_AIM_.
Scan the lines below for "Закон"; report the number of lines that contain it, and only that.

_DATASET RECORDS_.
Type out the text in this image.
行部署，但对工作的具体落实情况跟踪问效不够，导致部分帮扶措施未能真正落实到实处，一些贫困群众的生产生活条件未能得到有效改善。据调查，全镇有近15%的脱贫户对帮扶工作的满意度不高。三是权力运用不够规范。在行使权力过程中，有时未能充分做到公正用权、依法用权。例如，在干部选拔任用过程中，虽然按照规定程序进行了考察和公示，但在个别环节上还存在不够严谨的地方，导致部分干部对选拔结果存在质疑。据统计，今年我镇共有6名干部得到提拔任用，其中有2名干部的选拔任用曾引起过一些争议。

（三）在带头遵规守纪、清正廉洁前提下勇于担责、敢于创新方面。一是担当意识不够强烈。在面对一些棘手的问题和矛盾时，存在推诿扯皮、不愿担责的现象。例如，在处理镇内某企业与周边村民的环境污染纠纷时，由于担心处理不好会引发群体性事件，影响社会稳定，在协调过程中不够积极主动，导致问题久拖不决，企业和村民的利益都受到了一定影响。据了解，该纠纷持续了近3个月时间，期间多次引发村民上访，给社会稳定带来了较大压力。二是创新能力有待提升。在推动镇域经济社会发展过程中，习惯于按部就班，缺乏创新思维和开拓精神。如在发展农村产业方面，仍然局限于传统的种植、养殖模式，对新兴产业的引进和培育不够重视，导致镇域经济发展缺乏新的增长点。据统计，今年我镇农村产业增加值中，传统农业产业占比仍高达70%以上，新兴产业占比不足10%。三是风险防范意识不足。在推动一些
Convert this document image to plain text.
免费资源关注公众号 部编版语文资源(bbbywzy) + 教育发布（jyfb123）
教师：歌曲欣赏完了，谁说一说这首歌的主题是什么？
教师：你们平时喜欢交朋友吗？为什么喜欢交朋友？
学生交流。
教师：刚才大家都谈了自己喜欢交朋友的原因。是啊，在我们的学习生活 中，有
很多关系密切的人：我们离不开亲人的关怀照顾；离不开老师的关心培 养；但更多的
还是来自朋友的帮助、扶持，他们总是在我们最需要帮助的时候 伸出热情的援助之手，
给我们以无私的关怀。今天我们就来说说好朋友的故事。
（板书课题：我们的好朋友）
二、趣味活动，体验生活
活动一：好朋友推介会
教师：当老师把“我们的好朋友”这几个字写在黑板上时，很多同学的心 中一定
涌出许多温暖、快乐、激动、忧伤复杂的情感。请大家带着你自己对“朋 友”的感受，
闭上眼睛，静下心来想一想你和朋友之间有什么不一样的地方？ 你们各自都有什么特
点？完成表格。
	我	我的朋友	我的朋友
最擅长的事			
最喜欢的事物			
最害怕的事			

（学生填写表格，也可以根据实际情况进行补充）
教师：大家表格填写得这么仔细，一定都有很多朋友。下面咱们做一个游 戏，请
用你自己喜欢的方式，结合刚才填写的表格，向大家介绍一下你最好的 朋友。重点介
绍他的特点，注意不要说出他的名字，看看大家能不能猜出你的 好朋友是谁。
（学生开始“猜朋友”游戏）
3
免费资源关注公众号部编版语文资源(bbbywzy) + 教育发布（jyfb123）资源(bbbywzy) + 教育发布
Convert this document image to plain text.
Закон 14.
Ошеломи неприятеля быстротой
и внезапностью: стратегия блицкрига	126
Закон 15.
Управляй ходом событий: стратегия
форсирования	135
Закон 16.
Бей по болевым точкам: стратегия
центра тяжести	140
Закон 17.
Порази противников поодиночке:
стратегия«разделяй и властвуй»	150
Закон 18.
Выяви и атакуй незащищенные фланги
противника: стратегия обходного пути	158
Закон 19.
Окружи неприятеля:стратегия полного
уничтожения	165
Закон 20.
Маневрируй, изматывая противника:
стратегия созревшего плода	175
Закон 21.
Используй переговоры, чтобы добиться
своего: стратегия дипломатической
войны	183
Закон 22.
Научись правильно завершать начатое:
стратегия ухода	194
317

_RESULT OF THIS EXERCISE_.
9